__Your task__.
Every entry needs to be printed exactly, please.

(Stored records)
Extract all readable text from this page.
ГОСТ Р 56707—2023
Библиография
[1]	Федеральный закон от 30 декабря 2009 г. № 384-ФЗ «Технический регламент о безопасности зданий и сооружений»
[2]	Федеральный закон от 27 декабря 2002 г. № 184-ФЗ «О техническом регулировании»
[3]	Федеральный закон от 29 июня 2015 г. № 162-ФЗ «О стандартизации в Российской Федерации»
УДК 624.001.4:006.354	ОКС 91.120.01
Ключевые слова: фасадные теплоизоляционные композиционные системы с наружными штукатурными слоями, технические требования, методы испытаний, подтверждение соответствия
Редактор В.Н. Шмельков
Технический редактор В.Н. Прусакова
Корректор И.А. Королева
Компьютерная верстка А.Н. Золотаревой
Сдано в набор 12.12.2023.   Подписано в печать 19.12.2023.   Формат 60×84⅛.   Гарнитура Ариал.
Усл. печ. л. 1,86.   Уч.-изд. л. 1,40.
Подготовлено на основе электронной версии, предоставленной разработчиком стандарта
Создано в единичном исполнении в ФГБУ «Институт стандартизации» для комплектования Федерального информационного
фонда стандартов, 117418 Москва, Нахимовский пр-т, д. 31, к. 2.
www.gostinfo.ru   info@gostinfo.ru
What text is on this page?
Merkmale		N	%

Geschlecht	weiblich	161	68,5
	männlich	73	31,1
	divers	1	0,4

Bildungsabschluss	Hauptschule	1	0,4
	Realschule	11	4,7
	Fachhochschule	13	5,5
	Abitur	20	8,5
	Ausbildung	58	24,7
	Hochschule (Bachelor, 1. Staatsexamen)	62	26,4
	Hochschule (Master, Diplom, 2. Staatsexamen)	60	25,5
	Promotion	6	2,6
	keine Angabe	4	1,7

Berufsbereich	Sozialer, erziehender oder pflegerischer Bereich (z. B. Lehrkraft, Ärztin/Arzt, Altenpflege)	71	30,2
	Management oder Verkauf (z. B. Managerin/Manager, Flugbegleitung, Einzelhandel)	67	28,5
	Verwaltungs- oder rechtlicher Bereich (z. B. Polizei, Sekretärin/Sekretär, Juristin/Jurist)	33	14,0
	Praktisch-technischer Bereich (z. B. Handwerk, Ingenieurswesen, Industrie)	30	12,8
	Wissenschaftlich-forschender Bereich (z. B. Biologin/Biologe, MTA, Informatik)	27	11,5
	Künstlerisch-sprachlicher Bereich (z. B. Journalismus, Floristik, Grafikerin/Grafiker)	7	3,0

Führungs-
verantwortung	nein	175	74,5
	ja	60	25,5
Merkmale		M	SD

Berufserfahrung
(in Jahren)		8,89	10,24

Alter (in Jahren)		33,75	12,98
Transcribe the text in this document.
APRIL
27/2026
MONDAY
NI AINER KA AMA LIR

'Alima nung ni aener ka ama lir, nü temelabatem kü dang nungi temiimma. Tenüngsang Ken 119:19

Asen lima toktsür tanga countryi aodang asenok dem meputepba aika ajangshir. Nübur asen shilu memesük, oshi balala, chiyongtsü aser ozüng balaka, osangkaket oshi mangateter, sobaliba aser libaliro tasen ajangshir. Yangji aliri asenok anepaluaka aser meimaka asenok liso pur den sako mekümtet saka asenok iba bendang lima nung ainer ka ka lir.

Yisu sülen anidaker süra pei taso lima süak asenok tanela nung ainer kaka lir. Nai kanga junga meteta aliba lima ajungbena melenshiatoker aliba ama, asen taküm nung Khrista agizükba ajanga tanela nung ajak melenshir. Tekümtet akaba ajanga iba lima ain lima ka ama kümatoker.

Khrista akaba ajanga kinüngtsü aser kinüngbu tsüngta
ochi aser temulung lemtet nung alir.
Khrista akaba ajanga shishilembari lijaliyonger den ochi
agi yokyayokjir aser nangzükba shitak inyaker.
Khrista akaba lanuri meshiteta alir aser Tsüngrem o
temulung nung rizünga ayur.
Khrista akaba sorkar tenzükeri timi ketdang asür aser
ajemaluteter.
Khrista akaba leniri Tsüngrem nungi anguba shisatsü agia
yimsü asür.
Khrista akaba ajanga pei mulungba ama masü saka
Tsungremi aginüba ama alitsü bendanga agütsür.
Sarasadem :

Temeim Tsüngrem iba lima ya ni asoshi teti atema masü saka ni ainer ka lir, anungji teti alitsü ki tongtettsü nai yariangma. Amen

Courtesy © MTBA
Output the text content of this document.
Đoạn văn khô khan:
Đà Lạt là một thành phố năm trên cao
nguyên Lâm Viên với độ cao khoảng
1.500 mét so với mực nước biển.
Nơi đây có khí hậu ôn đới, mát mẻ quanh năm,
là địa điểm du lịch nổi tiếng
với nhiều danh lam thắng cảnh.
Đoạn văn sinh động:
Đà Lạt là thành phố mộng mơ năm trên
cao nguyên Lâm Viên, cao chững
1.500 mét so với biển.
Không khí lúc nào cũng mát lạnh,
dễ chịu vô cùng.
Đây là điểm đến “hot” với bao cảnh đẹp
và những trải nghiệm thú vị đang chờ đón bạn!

__Task output__.
Extract all readable text from this page.
ГОСТ Р 56707—2023
Библиография
[1]	Федеральный закон от 30 декабря 2009 г. № 384-ФЗ «Технический регламент о безопасности зданий и сооружений»
[2]	Федеральный закон от 27 декабря 2002 г. № 184-ФЗ «О техническом регулировании»
[3]	Федеральный закон от 29 июня 2015 г. № 162-ФЗ «О стандартизации в Российской Федерации»
УДК 624.001.4:006.354	ОКС 91.120.01
Ключевые слова: фасадные теплоизоляционные композиционные системы с наружными штукатурными слоями, технические требования, методы испытаний, подтверждение соответствия
Редактор В.Н. Шмельков
Технический редактор В.Н. Прусакова
Корректор И.А. Королева
Компьютерная верстка А.Н. Золотаревой
Сдано в набор 12.12.2023.   Подписано в печать 19.12.2023.   Формат 60×84⅛.   Гарнитура Ариал.
Усл. печ. л. 1,86.   Уч.-изд. л. 1,40.
Подготовлено на основе электронной версии, предоставленной разработчиком стандарта
Создано в единичном исполнении в ФГБУ «Институт стандартизации» для комплектования Федерального информационного
фонда стандартов, 117418 Москва, Нахимовский пр-т, д. 31, к. 2.
www.gostinfo.ru   info@gostinfo.ru
What text is on this page?
Merkmale		N	%

Geschlecht	weiblich	161	68,5
	männlich	73	31,1
	divers	1	0,4

Bildungsabschluss	Hauptschule	1	0,4
	Realschule	11	4,7
	Fachhochschule	13	5,5
	Abitur	20	8,5
	Ausbildung	58	24,7
	Hochschule (Bachelor, 1. Staatsexamen)	62	26,4
	Hochschule (Master, Diplom, 2. Staatsexamen)	60	25,5
	Promotion	6	2,6
	keine Angabe	4	1,7

Berufsbereich	Sozialer, erziehender oder pflegerischer Bereich (z. B. Lehrkraft, Ärztin/Arzt, Altenpflege)	71	30,2
	Management oder Verkauf (z. B. Managerin/Manager, Flugbegleitung, Einzelhandel)	67	28,5
	Verwaltungs- oder rechtlicher Bereich (z. B. Polizei, Sekretärin/Sekretär, Juristin/Jurist)	33	14,0
	Praktisch-technischer Bereich (z. B. Handwerk, Ingenieurswesen, Industrie)	30	12,8
	Wissenschaftlich-forschender Bereich (z. B. Biologin/Biologe, MTA, Informatik)	27	11,5
	Künstlerisch-sprachlicher Bereich (z. B. Journalismus, Floristik, Grafikerin/Grafiker)	7	3,0

Führungs-
verantwortung	nein	175	74,5
	ja	60	25,5
Merkmale		M	SD

Berufserfahrung
(in Jahren)		8,89	10,24

Alter (in Jahren)		33,75	12,98
Transcribe the text in this document.
APRIL
27/2026
MONDAY
NI AINER KA AMA LIR

'Alima nung ni aener ka ama lir, nü temelabatem kü dang nungi temiimma. Tenüngsang Ken 119:19

Asen lima toktsür tanga countryi aodang asenok dem meputepba aika ajangshir. Nübur asen shilu memesük, oshi balala, chiyongtsü aser ozüng balaka, osangkaket oshi mangateter, sobaliba aser libaliro tasen ajangshir. Yangji aliri asenok anepaluaka aser meimaka asenok liso pur den sako mekümtet saka asenok iba bendang lima nung ainer ka ka lir.

Yisu sülen anidaker süra pei taso lima süak asenok tanela nung ainer kaka lir. Nai kanga junga meteta aliba lima ajungbena melenshiatoker aliba ama, asen taküm nung Khrista agizükba ajanga tanela nung ajak melenshir. Tekümtet akaba ajanga iba lima ain lima ka ama kümatoker.

Khrista akaba ajanga kinüngtsü aser kinüngbu tsüngta
ochi aser temulung lemtet nung alir.
Khrista akaba ajanga shishilembari lijaliyonger den ochi
agi yokyayokjir aser nangzükba shitak inyaker.
Khrista akaba lanuri meshiteta alir aser Tsüngrem o
temulung nung rizünga ayur.
Khrista akaba sorkar tenzükeri timi ketdang asür aser
ajemaluteter.
Khrista akaba leniri Tsüngrem nungi anguba shisatsü agia
yimsü asür.
Khrista akaba ajanga pei mulungba ama masü saka
Tsungremi aginüba ama alitsü bendanga agütsür.
Sarasadem :

Temeim Tsüngrem iba lima ya ni asoshi teti atema masü saka ni ainer ka lir, anungji teti alitsü ki tongtettsü nai yariangma. Amen

Courtesy © MTBA
Output the text content of this document.
Đoạn văn khô khan:
Đà Lạt là một thành phố năm trên cao
nguyên Lâm Viên với độ cao khoảng
1.500 mét so với mực nước biển.
Nơi đây có khí hậu ôn đới, mát mẻ quanh năm,
là địa điểm du lịch nổi tiếng
với nhiều danh lam thắng cảnh.
Đoạn văn sinh động:
Đà Lạt là thành phố mộng mơ năm trên
cao nguyên Lâm Viên, cao chững
1.500 mét so với biển.
Không khí lúc nào cũng mát lạnh,
dễ chịu vô cùng.
Đây là điểm đến “hot” với bao cảnh đẹp
và những trải nghiệm thú vị đang chờ đón bạn!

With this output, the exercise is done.